:: LISTED RECORDS ::

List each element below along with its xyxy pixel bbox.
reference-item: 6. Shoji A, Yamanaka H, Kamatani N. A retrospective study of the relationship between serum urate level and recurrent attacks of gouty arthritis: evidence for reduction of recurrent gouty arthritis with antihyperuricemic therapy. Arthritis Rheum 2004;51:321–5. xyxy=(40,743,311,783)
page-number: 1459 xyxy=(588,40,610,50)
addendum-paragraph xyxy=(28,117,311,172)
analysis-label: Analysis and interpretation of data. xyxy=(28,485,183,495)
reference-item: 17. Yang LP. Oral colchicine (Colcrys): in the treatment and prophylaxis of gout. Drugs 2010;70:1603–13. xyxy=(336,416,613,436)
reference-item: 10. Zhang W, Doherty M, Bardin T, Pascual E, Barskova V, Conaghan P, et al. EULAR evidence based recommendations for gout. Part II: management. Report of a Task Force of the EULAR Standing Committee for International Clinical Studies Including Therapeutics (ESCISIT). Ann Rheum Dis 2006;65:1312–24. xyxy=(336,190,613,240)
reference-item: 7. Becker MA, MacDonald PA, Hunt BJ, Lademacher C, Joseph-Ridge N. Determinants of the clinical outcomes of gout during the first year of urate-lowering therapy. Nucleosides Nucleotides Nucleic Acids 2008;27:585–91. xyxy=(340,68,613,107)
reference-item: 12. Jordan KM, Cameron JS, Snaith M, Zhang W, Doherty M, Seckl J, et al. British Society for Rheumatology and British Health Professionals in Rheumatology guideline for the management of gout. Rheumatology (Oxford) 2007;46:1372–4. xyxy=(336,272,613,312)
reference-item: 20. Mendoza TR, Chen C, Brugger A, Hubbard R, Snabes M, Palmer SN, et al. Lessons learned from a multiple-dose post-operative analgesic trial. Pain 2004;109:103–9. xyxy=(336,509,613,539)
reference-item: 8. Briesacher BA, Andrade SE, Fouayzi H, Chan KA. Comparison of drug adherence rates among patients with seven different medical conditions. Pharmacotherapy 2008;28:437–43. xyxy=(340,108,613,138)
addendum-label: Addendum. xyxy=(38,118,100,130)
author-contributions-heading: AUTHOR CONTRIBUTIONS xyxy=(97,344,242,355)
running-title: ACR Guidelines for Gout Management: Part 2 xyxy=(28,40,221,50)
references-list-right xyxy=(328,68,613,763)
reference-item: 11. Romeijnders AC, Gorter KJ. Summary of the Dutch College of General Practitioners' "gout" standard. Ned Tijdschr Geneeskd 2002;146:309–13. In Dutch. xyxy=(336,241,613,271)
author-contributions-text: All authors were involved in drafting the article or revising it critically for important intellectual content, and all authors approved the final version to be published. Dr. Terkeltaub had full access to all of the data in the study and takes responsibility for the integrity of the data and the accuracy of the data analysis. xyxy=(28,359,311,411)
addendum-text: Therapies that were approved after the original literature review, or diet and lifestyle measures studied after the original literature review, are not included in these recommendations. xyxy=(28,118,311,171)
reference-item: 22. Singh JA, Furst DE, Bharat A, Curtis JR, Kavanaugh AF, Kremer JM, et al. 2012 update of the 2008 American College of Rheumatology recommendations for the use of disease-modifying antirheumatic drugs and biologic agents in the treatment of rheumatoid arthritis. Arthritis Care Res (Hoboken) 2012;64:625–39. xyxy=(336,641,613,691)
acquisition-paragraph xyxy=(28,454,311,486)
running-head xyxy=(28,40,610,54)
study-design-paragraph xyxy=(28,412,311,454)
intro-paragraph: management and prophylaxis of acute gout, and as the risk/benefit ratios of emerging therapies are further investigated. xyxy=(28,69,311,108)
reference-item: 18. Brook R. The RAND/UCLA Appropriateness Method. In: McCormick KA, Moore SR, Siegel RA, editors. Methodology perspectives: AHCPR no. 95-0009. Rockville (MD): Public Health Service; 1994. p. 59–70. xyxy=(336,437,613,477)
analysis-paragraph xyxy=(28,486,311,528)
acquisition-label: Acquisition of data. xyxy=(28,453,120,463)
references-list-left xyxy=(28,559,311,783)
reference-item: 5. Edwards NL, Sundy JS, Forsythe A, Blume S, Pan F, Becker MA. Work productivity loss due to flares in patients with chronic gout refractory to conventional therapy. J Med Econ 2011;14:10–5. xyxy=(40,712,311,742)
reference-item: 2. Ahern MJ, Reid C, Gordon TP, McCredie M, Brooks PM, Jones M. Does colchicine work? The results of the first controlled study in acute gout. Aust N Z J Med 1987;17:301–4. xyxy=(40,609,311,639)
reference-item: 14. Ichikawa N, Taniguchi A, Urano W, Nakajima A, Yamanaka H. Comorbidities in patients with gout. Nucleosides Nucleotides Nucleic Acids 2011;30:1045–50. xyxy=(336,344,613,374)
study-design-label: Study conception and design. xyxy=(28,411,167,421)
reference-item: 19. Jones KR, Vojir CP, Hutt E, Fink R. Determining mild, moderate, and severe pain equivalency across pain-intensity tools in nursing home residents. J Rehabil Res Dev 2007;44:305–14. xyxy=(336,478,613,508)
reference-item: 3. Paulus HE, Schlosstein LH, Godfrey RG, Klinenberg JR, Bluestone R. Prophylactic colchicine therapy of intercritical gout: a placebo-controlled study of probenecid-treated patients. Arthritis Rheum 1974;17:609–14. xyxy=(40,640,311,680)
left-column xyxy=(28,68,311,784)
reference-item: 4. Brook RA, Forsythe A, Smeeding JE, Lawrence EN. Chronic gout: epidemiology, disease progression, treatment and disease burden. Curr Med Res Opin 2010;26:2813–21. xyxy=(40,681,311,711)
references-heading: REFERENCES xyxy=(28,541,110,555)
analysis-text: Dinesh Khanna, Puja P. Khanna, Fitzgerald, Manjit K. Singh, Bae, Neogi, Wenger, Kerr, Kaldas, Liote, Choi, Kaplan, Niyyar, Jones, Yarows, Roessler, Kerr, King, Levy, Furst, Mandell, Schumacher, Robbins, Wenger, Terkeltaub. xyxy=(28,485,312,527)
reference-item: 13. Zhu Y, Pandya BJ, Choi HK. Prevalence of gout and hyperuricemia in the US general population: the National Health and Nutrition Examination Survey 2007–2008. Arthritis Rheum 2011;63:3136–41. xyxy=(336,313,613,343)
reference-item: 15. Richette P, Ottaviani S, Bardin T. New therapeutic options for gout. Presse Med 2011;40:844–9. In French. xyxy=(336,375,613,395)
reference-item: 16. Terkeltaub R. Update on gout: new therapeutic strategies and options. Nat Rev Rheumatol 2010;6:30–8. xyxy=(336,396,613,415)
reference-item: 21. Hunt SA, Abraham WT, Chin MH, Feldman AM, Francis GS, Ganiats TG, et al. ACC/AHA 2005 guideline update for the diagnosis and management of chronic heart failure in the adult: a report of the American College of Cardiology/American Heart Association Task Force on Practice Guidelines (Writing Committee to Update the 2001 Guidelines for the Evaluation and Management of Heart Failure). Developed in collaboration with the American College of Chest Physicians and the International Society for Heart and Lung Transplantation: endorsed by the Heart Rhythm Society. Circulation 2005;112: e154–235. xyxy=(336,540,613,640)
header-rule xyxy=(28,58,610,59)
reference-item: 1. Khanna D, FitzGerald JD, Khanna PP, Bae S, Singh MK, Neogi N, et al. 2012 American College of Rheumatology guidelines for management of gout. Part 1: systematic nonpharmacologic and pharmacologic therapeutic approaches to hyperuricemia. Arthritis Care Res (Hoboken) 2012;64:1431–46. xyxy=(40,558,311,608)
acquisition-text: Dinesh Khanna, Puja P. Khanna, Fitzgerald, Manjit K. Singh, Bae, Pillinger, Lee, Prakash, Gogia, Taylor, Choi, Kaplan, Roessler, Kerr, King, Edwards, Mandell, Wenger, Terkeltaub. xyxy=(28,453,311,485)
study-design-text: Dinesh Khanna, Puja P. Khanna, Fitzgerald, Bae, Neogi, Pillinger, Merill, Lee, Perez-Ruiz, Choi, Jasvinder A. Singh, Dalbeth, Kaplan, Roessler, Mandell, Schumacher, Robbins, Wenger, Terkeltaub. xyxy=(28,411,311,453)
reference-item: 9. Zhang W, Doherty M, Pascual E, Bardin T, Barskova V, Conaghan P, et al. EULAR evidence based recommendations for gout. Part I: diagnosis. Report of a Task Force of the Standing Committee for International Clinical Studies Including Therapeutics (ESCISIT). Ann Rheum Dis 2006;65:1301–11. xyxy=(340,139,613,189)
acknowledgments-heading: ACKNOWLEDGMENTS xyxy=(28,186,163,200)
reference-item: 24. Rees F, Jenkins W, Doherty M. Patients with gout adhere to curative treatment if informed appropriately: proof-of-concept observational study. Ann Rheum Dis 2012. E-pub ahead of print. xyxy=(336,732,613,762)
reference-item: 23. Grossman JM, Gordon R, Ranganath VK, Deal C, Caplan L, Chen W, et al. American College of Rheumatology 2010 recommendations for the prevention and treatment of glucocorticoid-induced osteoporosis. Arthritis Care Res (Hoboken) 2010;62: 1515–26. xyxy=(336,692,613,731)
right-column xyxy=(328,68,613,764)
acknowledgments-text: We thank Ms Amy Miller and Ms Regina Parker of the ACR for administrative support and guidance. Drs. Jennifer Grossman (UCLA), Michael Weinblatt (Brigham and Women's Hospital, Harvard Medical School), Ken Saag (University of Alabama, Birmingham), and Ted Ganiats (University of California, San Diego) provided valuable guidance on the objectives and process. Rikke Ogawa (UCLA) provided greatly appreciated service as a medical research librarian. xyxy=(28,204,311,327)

:::

:: ASSIGNMENT ::
Filter the entries above down to the lines containing the word "Becker".

:: SOLUTION FOR THIS PROBLEM ::
reference-item: 7. Becker MA, MacDonald PA, Hunt BJ, Lademacher C, Joseph-Ridge N. Determinants of the clinical outcomes of gout during the first year of urate-lowering therapy. Nucleosides Nucleotides Nucleic Acids 2008;27:585–91. xyxy=(340,68,613,107)
reference-item: 5. Edwards NL, Sundy JS, Forsythe A, Blume S, Pan F, Becker MA. Work productivity loss due to flares in patients with chronic gout refractory to conventional therapy. J Med Econ 2011;14:10–5. xyxy=(40,712,311,742)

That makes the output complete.